> [WORK TO BE COMPLETED]: When you spot the word "text" in a line of the data below, copy that line.

(Stored data entries)
___

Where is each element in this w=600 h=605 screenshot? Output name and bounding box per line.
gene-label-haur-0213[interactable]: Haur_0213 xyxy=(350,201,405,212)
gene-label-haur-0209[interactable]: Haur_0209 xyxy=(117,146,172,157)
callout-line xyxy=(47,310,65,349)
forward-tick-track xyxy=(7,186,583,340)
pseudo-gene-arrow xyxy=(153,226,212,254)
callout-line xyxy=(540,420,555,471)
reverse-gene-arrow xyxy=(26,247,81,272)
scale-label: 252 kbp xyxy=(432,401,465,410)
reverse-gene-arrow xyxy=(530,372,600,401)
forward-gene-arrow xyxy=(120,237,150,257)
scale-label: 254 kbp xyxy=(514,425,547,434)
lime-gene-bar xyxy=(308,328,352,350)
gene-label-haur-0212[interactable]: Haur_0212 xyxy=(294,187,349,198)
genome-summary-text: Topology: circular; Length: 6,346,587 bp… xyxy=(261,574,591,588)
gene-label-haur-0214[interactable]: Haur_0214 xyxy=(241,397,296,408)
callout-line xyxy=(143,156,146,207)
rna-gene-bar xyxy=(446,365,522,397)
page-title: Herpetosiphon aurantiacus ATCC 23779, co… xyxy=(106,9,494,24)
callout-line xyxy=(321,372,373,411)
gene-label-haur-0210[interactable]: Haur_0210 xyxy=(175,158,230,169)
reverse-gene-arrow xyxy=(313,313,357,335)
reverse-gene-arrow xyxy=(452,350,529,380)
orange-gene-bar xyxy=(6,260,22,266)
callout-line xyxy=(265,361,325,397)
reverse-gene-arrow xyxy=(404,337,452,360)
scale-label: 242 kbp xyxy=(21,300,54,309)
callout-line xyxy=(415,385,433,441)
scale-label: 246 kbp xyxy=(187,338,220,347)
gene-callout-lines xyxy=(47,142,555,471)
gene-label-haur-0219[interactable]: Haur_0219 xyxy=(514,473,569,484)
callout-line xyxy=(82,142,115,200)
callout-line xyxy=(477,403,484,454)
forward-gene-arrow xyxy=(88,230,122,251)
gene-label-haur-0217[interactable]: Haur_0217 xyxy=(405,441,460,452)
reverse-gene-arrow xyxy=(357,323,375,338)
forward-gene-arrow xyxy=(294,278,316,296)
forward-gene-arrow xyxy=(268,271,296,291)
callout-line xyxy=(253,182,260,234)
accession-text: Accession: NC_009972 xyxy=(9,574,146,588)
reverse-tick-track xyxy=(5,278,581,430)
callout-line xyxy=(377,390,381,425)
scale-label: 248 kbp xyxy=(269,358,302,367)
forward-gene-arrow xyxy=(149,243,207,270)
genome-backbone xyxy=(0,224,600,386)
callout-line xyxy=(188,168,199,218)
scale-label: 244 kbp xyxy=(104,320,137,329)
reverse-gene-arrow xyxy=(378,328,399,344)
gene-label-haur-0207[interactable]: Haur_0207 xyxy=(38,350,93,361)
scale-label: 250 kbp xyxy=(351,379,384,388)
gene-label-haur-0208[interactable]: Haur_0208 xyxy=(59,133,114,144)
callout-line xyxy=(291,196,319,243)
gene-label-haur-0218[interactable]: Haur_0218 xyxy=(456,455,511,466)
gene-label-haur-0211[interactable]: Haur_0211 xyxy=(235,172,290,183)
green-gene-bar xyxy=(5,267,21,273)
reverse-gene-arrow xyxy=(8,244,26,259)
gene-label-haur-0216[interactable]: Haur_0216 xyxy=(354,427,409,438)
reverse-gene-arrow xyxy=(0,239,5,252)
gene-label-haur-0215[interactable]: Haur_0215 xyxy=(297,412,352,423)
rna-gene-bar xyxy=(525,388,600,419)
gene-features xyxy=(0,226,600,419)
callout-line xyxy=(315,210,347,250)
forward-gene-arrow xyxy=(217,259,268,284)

___

> [EXERCISE RESULT]:
genome-summary-text: Topology: circular; Length: 6,346,587 bp… xyxy=(261,574,591,588)
accession-text: Accession: NC_009972 xyxy=(9,574,146,588)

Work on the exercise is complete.